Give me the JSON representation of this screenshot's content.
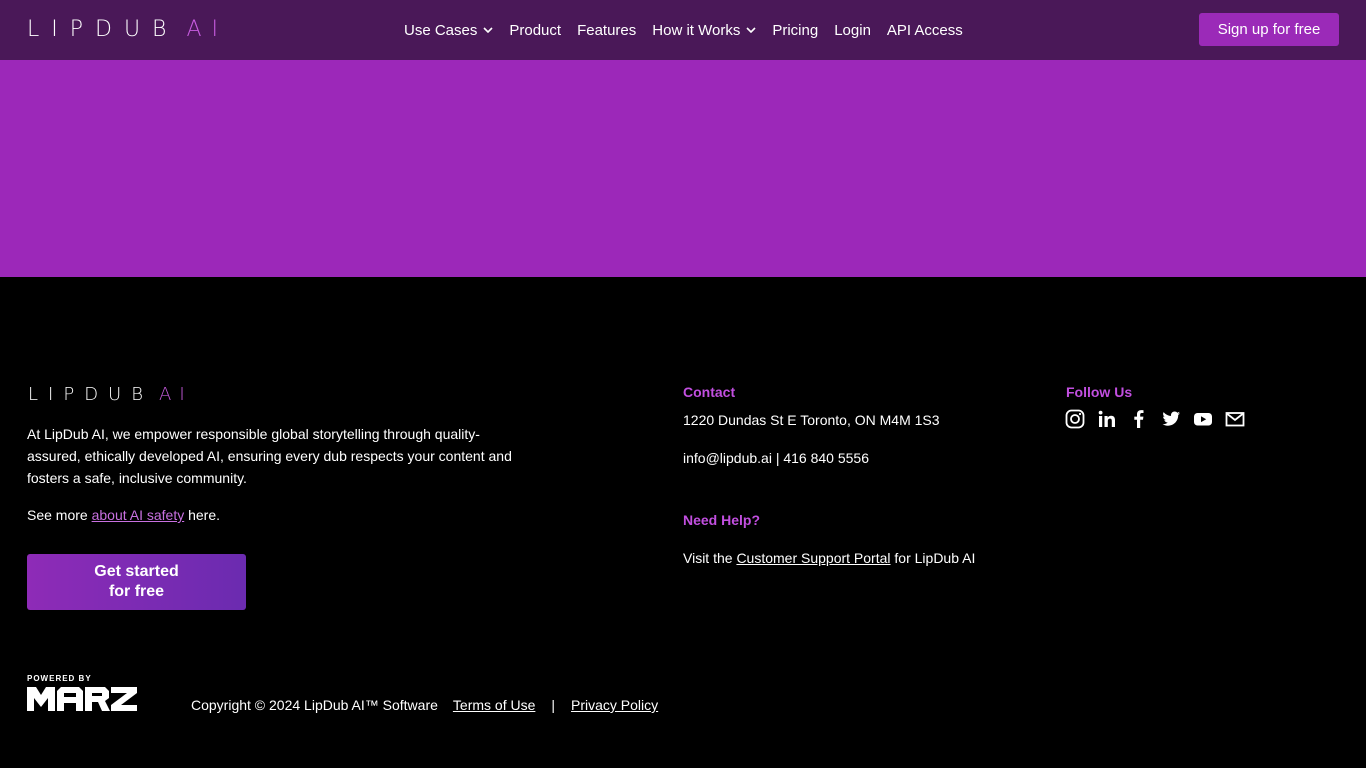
{
  "header": {
    "logo_letters": "LIPDUB",
    "logo_ai": "AI",
    "nav": [
      {
        "label": "Use Cases",
        "dropdown": true
      },
      {
        "label": "Product",
        "dropdown": false
      },
      {
        "label": "Features",
        "dropdown": false
      },
      {
        "label": "How it Works",
        "dropdown": true
      },
      {
        "label": "Pricing",
        "dropdown": false
      },
      {
        "label": "Login",
        "dropdown": false
      },
      {
        "label": "API Access",
        "dropdown": false
      }
    ],
    "signup_label": "Sign up for free"
  },
  "footer": {
    "about_text": "At LipDub AI, we empower responsible global storytelling through quality-assured, ethically developed AI, ensuring every dub respects your content and fosters a safe, inclusive community.",
    "see_more_prefix": "See more ",
    "see_more_link": "about AI safety",
    "see_more_suffix": " here.",
    "cta_label": "Get started for free",
    "contact_heading": "Contact",
    "address": "1220 Dundas St E Toronto, ON M4M 1S3",
    "email_phone": "info@lipdub.ai | 416 840 5556",
    "help_heading": "Need Help?",
    "support_prefix": "Visit the ",
    "support_link": "Customer Support Portal",
    "support_suffix": " for LipDub AI",
    "follow_heading": "Follow Us",
    "socials": [
      "instagram-icon",
      "linkedin-icon",
      "facebook-icon",
      "twitter-icon",
      "youtube-icon",
      "mail-icon"
    ],
    "powered_by": "POWERED BY",
    "powered_brand": "MARZ",
    "copyright": "Copyright © 2024 LipDub AI™ Software",
    "terms": "Terms of Use",
    "separator": "|",
    "privacy": "Privacy Policy"
  },
  "colors": {
    "header_bg": "#4a1858",
    "banner_bg": "#9c28b9",
    "accent": "#9b2ab8",
    "heading": "#c24fe0"
  }
}
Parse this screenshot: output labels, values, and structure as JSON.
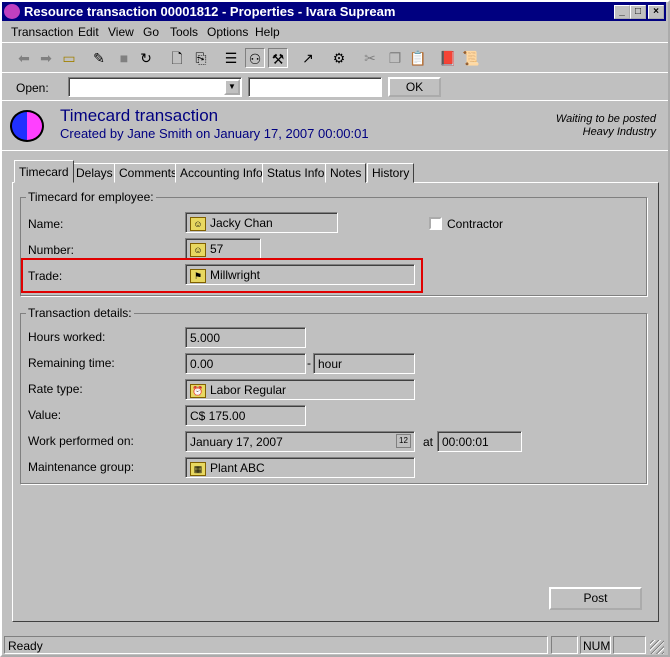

> _Task to complete_: Go through the records and pull out each line that includes the word "this".

> _Task result_:
Give me the JSON representation of this screenshot's content.
Parse this screenshot: output labels, values, and structure as JSON.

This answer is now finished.